Aim of the exercise:
Repeat the material below word for word, leaving out the picture.

━━━━━ Given data ━━━━━

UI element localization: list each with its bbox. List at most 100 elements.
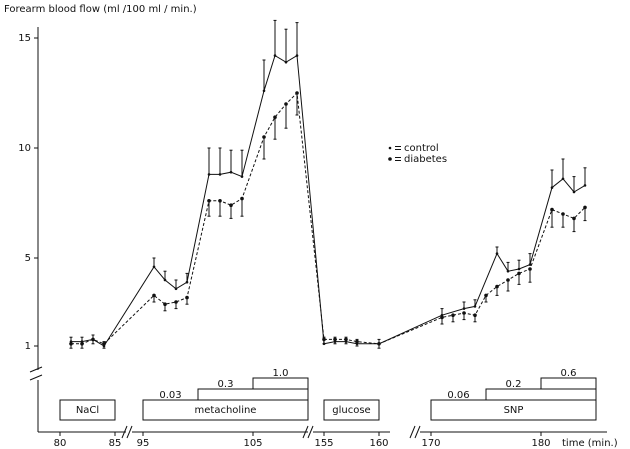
- dose-label: 0.03: [159, 390, 181, 401]
- point: [218, 173, 222, 176]
- point: [322, 337, 326, 342]
- treatment-label: NaCl: [76, 405, 99, 416]
- point: [377, 342, 381, 346]
- axis-break: [302, 425, 309, 439]
- dose-label: 0.6: [561, 368, 577, 379]
- point: [561, 177, 565, 181]
- y-tick-label: 10: [18, 143, 31, 154]
- axis-break: [29, 366, 43, 373]
- x-axis-title: time (min.): [562, 438, 618, 449]
- point: [550, 186, 554, 189]
- x-tick-label: 80: [54, 438, 67, 449]
- treatment-box: [142, 399, 309, 421]
- point: [284, 102, 288, 106]
- axis-break: [409, 425, 416, 439]
- y-tick-label: 1: [25, 341, 31, 352]
- x-tick-label: 105: [243, 438, 262, 449]
- point: [462, 307, 466, 310]
- point: [273, 54, 277, 57]
- treatment-label: SNP: [504, 405, 524, 416]
- dose-step: [540, 377, 597, 389]
- y-tick-label: 15: [18, 33, 31, 44]
- point: [91, 337, 95, 342]
- point: [240, 175, 244, 178]
- point: [295, 54, 299, 57]
- dose-label: 1.0: [273, 368, 289, 379]
- point: [207, 173, 211, 176]
- point: [152, 265, 156, 269]
- point: [583, 184, 587, 187]
- axis-break: [121, 425, 128, 439]
- x-tick-label: 160: [369, 438, 388, 449]
- point: [506, 278, 510, 282]
- point: [102, 342, 106, 346]
- series-line: [71, 91, 586, 345]
- legend-marker: [388, 157, 392, 161]
- dose-step: [197, 388, 309, 400]
- point: [229, 170, 233, 174]
- point: [262, 135, 266, 139]
- point: [218, 199, 222, 203]
- treatment-label: glucose: [332, 405, 370, 416]
- axis-break: [307, 425, 314, 439]
- dose-step: [485, 388, 597, 400]
- point: [572, 190, 576, 194]
- point: [355, 339, 359, 344]
- point: [484, 293, 488, 298]
- point: [333, 337, 337, 342]
- point: [561, 212, 565, 216]
- point: [451, 313, 455, 318]
- x-tick-label: 180: [531, 438, 550, 449]
- point: [517, 271, 521, 276]
- legend-marker: [388, 146, 392, 150]
- point: [462, 311, 466, 315]
- point: [229, 203, 233, 207]
- treatment-label: metacholine: [195, 405, 257, 416]
- point: [163, 278, 167, 282]
- dose-label: 0.06: [447, 390, 469, 401]
- point: [240, 196, 244, 201]
- point: [550, 207, 554, 212]
- point: [344, 337, 348, 342]
- point: [152, 293, 156, 298]
- x-tick-label: 85: [109, 438, 122, 449]
- point: [583, 205, 587, 210]
- treatment-box: [430, 399, 597, 421]
- point: [163, 302, 167, 307]
- treatment-box: [323, 399, 380, 421]
- point: [69, 342, 73, 346]
- point: [273, 115, 277, 119]
- point: [80, 342, 84, 346]
- x-tick-label: 170: [421, 438, 440, 449]
- series-line: [71, 54, 586, 347]
- axis-break: [29, 374, 43, 381]
- dose-label: 0.3: [218, 379, 234, 390]
- point: [495, 252, 499, 255]
- y-tick-label: 5: [25, 253, 31, 264]
- point: [207, 199, 211, 203]
- point: [473, 313, 477, 318]
- legend-label: control: [404, 143, 439, 154]
- x-tick-label: 155: [314, 438, 333, 449]
- point: [528, 263, 532, 266]
- point: [473, 305, 477, 308]
- point: [262, 89, 266, 93]
- axis-break: [126, 425, 133, 439]
- point: [174, 287, 178, 291]
- dose-step: [252, 377, 309, 389]
- legend-label: diabetes: [404, 154, 447, 165]
- point: [495, 284, 499, 289]
- dose-label: 0.2: [506, 379, 522, 390]
- point: [440, 315, 444, 320]
- point: [572, 216, 576, 221]
- point: [185, 280, 189, 284]
- point: [174, 300, 178, 304]
- treatment-box: [59, 399, 116, 421]
- x-tick-label: 95: [137, 438, 150, 449]
- point: [185, 295, 189, 300]
- axis-break: [414, 425, 421, 439]
- point: [506, 269, 510, 273]
- point: [295, 91, 299, 95]
- y-axis-title: Forearm blood flow (ml /100 ml / min.): [4, 4, 197, 15]
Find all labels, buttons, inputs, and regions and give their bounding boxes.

━━━━━

Reply:
UI element localization: list each with its bbox. List at most 100 elements.
- dose-label: 0.03: [159, 390, 181, 401]
- point: [218, 173, 222, 176]
- point: [322, 337, 326, 342]
- treatment-label: NaCl: [76, 405, 99, 416]
- point: [377, 342, 381, 346]
- axis-break: [302, 425, 309, 439]
- dose-label: 0.6: [561, 368, 577, 379]
- point: [561, 177, 565, 181]
- y-tick-label: 10: [18, 143, 31, 154]
- axis-break: [29, 366, 43, 373]
- x-axis-title: time (min.): [562, 438, 618, 449]
- point: [550, 186, 554, 189]
- x-tick-label: 80: [54, 438, 67, 449]
- treatment-box: [142, 399, 309, 421]
- point: [284, 102, 288, 106]
- axis-break: [409, 425, 416, 439]
- y-tick-label: 1: [25, 341, 31, 352]
- x-tick-label: 105: [243, 438, 262, 449]
- point: [462, 307, 466, 310]
- point: [273, 54, 277, 57]
- treatment-label: SNP: [504, 405, 524, 416]
- dose-step: [540, 377, 597, 389]
- y-tick-label: 15: [18, 33, 31, 44]
- point: [91, 337, 95, 342]
- point: [240, 175, 244, 178]
- point: [295, 54, 299, 57]
- dose-label: 1.0: [273, 368, 289, 379]
- point: [207, 173, 211, 176]
- point: [152, 265, 156, 269]
- point: [583, 184, 587, 187]
- axis-break: [121, 425, 128, 439]
- x-tick-label: 160: [369, 438, 388, 449]
- point: [506, 278, 510, 282]
- point: [102, 342, 106, 346]
- series-line: [71, 91, 586, 345]
- legend-marker: [388, 157, 392, 161]
- dose-step: [197, 388, 309, 400]
- point: [229, 170, 233, 174]
- point: [262, 135, 266, 139]
- point: [218, 199, 222, 203]
- treatment-label: glucose: [332, 405, 370, 416]
- axis-break: [307, 425, 314, 439]
- dose-step: [485, 388, 597, 400]
- point: [572, 190, 576, 194]
- point: [355, 339, 359, 344]
- point: [484, 293, 488, 298]
- point: [333, 337, 337, 342]
- point: [561, 212, 565, 216]
- point: [451, 313, 455, 318]
- x-tick-label: 180: [531, 438, 550, 449]
- point: [517, 271, 521, 276]
- legend-marker: [388, 146, 392, 150]
- point: [462, 311, 466, 315]
- point: [229, 203, 233, 207]
- treatment-label: metacholine: [195, 405, 257, 416]
- point: [163, 278, 167, 282]
- dose-label: 0.06: [447, 390, 469, 401]
- point: [240, 196, 244, 201]
- point: [550, 207, 554, 212]
- point: [344, 337, 348, 342]
- point: [152, 293, 156, 298]
- x-tick-label: 85: [109, 438, 122, 449]
- point: [583, 205, 587, 210]
- treatment-box: [430, 399, 597, 421]
- point: [163, 302, 167, 307]
- treatment-box: [323, 399, 380, 421]
- point: [69, 342, 73, 346]
- point: [273, 115, 277, 119]
- point: [80, 342, 84, 346]
- x-tick-label: 170: [421, 438, 440, 449]
- series-line: [71, 54, 586, 347]
- axis-break: [29, 374, 43, 381]
- dose-label: 0.3: [218, 379, 234, 390]
- point: [495, 252, 499, 255]
- y-tick-label: 5: [25, 253, 31, 264]
- point: [207, 199, 211, 203]
- point: [473, 313, 477, 318]
- legend-label: control: [404, 143, 439, 154]
- x-tick-label: 155: [314, 438, 333, 449]
- point: [528, 263, 532, 266]
- point: [473, 305, 477, 308]
- point: [262, 89, 266, 93]
- axis-break: [126, 425, 133, 439]
- point: [174, 287, 178, 291]
- dose-step: [252, 377, 309, 389]
- legend-label: diabetes: [404, 154, 447, 165]
- point: [495, 284, 499, 289]
- dose-label: 0.2: [506, 379, 522, 390]
- point: [440, 315, 444, 320]
- point: [572, 216, 576, 221]
- point: [185, 280, 189, 284]
- point: [174, 300, 178, 304]
- treatment-box: [59, 399, 116, 421]
- x-tick-label: 95: [137, 438, 150, 449]
- point: [185, 295, 189, 300]
- axis-break: [414, 425, 421, 439]
- point: [506, 269, 510, 273]
- point: [295, 91, 299, 95]
- y-axis-title: Forearm blood flow (ml /100 ml / min.): [4, 4, 197, 15]
Find all labels, buttons, inputs, and regions and give their bounding boxes.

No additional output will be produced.